Return the entries verbatim and drop every picture.

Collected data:
◆ ◆ ◆ ◆ ◆

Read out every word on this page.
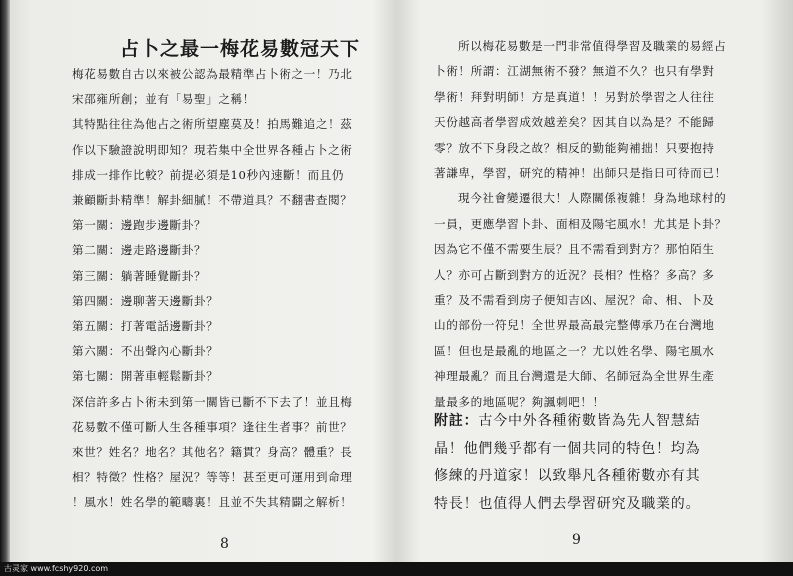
占卜之最一梅花易數冠天下
梅花易數自古以來被公認為最精準占卜術之一！乃北
宋邵雍所創；並有「易聖」之稱！
其特點往往為他占之術所望塵莫及！拍馬難追之！茲
作以下驗證說明即知？現若集中全世界各種占卜之術
排成一排作比較？前提必須是10秒內速斷！而且仍
兼顧斷卦精準！解卦細膩！不帶道具？不翻書查閱？
第一關：邊跑步邊斷卦？
第二關：邊走路邊斷卦？
第三關：躺著睡覺斷卦？
第四關：邊聊著天邊斷卦？
第五關：打著電話邊斷卦？
第六關：不出聲內心斷卦？
第七關：開著車輕鬆斷卦？
深信許多占卜術未到第一關皆已斷不下去了！並且梅
花易數不僅可斷人生各種事項？逢往生者事？前世？
來世？姓名？地名？其他名？籍貫？身高？體重？長
相？特徵？性格？屋況？等等！甚至更可運用到命理
！風水！姓名學的範疇裏！且並不失其精闢之解析！
8
所以梅花易數是一門非常值得學習及職業的易經占
卜術！所謂：江湖無術不發？無道不久？也只有學對
學術！拜對明師！方是真道！！另對於學習之人往往
天份越高者學習成效越差矣？因其自以為是？不能歸
零？放不下身段之故？相反的勤能夠補拙！只要抱持
著謙卑，學習，研究的精神！出師只是指日可待而已！
現今社會變遷很大！人際關係複雜！身為地球村的
一員，更應學習卜卦、面相及陽宅風水！尤其是卜卦？
因為它不僅不需要生辰？且不需看到對方？那怕陌生
人？亦可占斷到對方的近況？長相？性格？多高？多
重？及不需看到房子便知吉凶、屋況？命、相、卜及
山的部份一符兒！全世界最高最完整傳承乃在台灣地
區！但也是最亂的地區之一？尤以姓名學、陽宅風水
神理最亂？而且台灣還是大師、名師冠為全世界生產
量最多的地區呢？夠諷刺吧！！
附註：古今中外各種術數皆為先人智慧結
晶！他們幾乎都有一個共同的特色！均為
修練的丹道家！以致舉凡各種術數亦有其
特長！也值得人們去學習研究及職業的。
9
古灵家 www.fcshy920.com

◆ ◆ ◆ ◆ ◆

* Exercise response
Read out every word on this page.
占卜之最一梅花易數冠天下
梅花易數自古以來被公認為最精準占卜術之一！乃北
宋邵雍所創；並有「易聖」之稱！
其特點往往為他占之術所望塵莫及！拍馬難追之！茲
作以下驗證說明即知？現若集中全世界各種占卜之術
排成一排作比較？前提必須是10秒內速斷！而且仍
兼顧斷卦精準！解卦細膩！不帶道具？不翻書查閱？
第一關：邊跑步邊斷卦？
第二關：邊走路邊斷卦？
第三關：躺著睡覺斷卦？
第四關：邊聊著天邊斷卦？
第五關：打著電話邊斷卦？
第六關：不出聲內心斷卦？
第七關：開著車輕鬆斷卦？
深信許多占卜術未到第一關皆已斷不下去了！並且梅
花易數不僅可斷人生各種事項？逢往生者事？前世？
來世？姓名？地名？其他名？籍貫？身高？體重？長
相？特徵？性格？屋況？等等！甚至更可運用到命理
！風水！姓名學的範疇裏！且並不失其精闢之解析！
8
所以梅花易數是一門非常值得學習及職業的易經占
卜術！所謂：江湖無術不發？無道不久？也只有學對
學術！拜對明師！方是真道！！另對於學習之人往往
天份越高者學習成效越差矣？因其自以為是？不能歸
零？放不下身段之故？相反的勤能夠補拙！只要抱持
著謙卑，學習，研究的精神！出師只是指日可待而已！
現今社會變遷很大！人際關係複雜！身為地球村的
一員，更應學習卜卦、面相及陽宅風水！尤其是卜卦？
因為它不僅不需要生辰？且不需看到對方？那怕陌生
人？亦可占斷到對方的近況？長相？性格？多高？多
重？及不需看到房子便知吉凶、屋況？命、相、卜及
山的部份一符兒！全世界最高最完整傳承乃在台灣地
區！但也是最亂的地區之一？尤以姓名學、陽宅風水
神理最亂？而且台灣還是大師、名師冠為全世界生產
量最多的地區呢？夠諷刺吧！！
附註：古今中外各種術數皆為先人智慧結
晶！他們幾乎都有一個共同的特色！均為
修練的丹道家！以致舉凡各種術數亦有其
特長！也值得人們去學習研究及職業的。
9
古灵家 www.fcshy920.com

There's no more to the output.